──────── EXERCISE INPUTS
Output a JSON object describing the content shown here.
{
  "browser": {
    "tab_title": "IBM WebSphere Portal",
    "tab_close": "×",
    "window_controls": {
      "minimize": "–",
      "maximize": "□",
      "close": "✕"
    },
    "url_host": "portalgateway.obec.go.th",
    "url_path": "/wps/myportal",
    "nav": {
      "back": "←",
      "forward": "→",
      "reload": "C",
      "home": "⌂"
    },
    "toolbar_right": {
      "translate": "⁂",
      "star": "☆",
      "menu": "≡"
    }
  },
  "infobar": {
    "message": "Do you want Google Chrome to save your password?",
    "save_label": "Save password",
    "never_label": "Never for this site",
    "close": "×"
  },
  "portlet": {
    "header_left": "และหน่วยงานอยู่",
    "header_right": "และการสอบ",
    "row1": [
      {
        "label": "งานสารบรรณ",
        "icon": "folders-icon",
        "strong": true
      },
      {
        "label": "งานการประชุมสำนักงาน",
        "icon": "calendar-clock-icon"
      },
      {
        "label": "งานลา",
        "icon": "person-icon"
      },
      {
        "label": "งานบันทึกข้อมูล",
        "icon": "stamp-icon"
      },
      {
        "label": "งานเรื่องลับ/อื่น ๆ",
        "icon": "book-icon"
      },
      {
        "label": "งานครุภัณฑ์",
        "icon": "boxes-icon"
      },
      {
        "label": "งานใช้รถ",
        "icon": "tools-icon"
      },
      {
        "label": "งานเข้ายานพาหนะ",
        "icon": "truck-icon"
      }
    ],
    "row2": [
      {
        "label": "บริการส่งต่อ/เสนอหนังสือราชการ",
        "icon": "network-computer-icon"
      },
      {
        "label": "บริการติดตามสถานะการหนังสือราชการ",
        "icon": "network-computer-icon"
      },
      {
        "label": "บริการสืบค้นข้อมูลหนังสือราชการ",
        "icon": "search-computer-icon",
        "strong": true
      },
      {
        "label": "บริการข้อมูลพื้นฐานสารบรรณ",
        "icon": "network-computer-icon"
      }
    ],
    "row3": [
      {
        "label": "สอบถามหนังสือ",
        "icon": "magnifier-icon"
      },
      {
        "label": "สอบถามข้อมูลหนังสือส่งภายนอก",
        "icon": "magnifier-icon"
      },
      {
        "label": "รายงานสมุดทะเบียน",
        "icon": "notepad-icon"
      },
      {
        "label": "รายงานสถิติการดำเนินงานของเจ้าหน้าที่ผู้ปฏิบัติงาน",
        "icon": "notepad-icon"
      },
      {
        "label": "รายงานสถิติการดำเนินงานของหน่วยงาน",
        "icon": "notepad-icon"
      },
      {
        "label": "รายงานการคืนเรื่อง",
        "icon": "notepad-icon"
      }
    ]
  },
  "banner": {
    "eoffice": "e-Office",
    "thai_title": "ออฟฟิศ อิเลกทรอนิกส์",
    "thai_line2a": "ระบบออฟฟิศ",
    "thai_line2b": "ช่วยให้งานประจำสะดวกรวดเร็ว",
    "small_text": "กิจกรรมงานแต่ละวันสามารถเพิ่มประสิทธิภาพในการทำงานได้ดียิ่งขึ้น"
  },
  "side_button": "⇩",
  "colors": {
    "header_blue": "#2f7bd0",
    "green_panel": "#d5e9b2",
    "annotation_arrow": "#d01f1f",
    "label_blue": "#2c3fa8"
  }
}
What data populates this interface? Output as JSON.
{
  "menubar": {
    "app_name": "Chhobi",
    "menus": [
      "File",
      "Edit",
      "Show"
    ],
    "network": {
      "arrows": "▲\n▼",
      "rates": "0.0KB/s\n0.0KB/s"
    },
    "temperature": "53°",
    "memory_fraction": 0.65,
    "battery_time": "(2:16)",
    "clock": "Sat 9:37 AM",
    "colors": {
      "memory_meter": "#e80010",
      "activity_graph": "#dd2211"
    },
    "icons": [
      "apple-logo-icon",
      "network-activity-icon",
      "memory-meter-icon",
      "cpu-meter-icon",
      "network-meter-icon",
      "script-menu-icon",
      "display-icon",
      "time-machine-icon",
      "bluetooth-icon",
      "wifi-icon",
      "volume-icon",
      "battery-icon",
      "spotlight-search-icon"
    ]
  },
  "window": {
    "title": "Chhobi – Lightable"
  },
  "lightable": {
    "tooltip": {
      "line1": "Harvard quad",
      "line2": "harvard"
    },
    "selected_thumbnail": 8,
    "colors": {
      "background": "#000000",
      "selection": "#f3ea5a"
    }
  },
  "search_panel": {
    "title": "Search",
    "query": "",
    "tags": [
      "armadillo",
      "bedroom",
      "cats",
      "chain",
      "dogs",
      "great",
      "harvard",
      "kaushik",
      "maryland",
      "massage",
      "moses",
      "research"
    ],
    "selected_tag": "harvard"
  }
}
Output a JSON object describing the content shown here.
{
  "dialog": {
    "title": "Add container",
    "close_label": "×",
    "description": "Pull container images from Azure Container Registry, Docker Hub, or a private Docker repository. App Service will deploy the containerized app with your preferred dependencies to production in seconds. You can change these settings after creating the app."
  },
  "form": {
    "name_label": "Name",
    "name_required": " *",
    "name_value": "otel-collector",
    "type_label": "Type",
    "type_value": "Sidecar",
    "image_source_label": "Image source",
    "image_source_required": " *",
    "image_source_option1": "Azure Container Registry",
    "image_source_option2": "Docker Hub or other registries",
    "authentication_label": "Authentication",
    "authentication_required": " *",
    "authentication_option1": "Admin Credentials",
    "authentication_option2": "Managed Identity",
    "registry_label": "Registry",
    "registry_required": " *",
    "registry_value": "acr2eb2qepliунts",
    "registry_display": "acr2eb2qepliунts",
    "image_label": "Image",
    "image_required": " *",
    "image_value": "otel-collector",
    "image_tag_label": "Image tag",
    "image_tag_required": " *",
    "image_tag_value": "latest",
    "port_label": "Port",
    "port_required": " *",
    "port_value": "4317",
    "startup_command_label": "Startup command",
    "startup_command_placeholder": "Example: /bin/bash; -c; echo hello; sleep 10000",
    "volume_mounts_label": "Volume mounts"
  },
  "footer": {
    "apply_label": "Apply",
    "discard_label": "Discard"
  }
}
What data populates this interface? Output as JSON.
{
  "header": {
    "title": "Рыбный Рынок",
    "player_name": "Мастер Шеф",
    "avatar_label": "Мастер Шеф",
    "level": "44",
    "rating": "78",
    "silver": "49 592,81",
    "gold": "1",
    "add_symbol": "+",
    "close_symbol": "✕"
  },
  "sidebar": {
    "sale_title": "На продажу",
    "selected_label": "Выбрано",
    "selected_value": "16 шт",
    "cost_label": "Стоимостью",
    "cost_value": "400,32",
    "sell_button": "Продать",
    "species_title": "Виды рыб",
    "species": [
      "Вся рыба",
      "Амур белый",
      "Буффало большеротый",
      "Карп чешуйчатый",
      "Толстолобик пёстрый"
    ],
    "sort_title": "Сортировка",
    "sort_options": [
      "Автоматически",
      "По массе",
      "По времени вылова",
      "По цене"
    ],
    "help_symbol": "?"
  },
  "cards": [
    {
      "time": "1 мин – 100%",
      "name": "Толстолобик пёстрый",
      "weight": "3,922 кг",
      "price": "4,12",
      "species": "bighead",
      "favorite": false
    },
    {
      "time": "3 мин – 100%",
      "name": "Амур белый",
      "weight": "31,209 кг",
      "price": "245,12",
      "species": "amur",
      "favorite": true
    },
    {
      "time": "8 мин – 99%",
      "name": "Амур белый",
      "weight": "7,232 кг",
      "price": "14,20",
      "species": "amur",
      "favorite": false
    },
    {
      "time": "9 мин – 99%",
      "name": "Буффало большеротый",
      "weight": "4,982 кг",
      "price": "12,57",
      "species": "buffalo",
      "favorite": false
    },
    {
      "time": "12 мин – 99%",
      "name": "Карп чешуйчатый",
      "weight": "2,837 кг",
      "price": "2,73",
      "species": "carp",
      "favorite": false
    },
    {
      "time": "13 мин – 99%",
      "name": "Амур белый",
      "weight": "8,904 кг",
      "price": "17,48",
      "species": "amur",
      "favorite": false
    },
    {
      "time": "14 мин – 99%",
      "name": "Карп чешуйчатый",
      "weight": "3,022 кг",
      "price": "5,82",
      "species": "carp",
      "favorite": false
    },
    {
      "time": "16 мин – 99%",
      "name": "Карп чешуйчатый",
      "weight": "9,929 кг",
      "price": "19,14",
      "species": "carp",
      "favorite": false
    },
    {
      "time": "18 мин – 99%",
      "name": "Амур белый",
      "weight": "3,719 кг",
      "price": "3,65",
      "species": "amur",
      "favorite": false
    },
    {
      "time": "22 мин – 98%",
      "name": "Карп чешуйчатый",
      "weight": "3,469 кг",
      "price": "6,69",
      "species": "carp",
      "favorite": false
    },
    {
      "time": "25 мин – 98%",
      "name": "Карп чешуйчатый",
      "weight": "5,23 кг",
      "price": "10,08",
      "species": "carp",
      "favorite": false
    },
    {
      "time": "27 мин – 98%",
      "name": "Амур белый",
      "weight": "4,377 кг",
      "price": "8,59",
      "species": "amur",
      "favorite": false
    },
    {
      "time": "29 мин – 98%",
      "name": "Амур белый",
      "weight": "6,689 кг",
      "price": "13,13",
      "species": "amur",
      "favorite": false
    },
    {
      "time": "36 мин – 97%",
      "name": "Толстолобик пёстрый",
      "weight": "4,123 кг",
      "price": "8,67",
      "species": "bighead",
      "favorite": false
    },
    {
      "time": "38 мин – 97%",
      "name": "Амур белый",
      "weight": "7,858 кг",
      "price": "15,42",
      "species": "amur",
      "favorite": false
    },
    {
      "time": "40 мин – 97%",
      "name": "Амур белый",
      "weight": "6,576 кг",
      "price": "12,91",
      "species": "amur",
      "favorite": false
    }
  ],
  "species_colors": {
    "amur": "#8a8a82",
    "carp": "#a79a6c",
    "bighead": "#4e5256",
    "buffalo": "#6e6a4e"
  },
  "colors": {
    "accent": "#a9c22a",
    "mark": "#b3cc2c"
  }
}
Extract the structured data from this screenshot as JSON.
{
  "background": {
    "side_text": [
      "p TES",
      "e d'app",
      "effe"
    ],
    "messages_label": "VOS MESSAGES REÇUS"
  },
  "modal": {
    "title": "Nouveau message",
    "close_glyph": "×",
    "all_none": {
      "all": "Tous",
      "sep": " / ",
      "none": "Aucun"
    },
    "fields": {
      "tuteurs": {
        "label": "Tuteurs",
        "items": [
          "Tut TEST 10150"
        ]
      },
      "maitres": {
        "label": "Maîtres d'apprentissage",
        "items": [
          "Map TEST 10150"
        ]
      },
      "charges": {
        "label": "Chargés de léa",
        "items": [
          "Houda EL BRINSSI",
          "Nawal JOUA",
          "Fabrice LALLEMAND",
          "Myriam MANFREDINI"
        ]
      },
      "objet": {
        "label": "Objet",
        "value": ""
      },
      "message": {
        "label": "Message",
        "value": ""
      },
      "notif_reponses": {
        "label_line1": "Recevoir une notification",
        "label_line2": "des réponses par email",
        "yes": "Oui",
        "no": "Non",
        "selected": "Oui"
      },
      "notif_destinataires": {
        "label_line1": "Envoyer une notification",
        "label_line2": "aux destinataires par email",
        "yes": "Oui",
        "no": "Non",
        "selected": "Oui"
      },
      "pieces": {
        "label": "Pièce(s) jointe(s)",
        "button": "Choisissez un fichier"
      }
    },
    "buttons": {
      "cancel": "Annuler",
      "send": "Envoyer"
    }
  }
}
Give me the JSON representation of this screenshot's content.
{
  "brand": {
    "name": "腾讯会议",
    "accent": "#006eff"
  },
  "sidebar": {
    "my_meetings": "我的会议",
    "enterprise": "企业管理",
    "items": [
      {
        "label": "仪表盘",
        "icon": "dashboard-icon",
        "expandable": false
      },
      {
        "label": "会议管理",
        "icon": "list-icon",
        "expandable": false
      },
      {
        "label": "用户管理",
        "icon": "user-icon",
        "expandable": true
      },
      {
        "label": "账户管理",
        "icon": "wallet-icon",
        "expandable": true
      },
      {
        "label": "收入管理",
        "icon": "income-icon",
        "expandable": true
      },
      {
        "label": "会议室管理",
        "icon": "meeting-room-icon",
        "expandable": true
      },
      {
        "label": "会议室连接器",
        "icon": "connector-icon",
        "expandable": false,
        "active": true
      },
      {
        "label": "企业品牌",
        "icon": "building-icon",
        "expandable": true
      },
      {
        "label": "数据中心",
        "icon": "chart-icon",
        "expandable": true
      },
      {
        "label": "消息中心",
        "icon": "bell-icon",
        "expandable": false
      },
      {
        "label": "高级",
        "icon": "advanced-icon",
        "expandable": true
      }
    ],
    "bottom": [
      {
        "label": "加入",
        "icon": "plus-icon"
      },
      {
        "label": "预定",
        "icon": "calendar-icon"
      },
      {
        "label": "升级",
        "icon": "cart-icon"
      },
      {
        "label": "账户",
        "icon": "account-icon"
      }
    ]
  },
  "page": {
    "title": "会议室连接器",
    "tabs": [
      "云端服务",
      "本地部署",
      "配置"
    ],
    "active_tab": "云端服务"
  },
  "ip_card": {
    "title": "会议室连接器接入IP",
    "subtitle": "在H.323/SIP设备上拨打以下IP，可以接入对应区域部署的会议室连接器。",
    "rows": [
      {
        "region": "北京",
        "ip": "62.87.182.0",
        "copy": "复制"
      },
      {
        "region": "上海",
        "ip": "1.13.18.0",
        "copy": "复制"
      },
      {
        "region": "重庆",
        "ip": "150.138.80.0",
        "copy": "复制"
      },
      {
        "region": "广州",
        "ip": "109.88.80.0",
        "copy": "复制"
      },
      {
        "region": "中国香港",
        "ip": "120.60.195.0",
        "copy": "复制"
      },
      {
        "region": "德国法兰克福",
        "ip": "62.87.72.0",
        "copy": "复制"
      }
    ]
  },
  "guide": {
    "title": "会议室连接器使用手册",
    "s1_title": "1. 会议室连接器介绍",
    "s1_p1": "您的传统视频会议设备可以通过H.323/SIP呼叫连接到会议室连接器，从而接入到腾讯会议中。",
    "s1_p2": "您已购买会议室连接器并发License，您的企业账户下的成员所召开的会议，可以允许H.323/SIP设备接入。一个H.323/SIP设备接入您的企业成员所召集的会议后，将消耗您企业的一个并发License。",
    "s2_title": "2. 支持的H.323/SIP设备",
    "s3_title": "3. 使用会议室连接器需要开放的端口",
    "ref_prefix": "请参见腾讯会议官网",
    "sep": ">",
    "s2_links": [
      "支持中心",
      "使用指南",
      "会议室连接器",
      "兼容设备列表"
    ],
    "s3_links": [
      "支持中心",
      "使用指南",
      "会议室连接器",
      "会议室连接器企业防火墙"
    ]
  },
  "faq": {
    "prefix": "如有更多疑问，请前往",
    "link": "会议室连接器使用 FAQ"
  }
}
────────────────
» **YOUR GOAL**
Copy each line from the data above that includes "อราชการ".

» **TASK RESULT**
        "label": "บริการส่งต่อ/เสนอหนังสือราชการ",
        "label": "บริการติดตามสถานะการหนังสือราชการ",
        "label": "บริการสืบค้นข้อมูลหนังสือราชการ",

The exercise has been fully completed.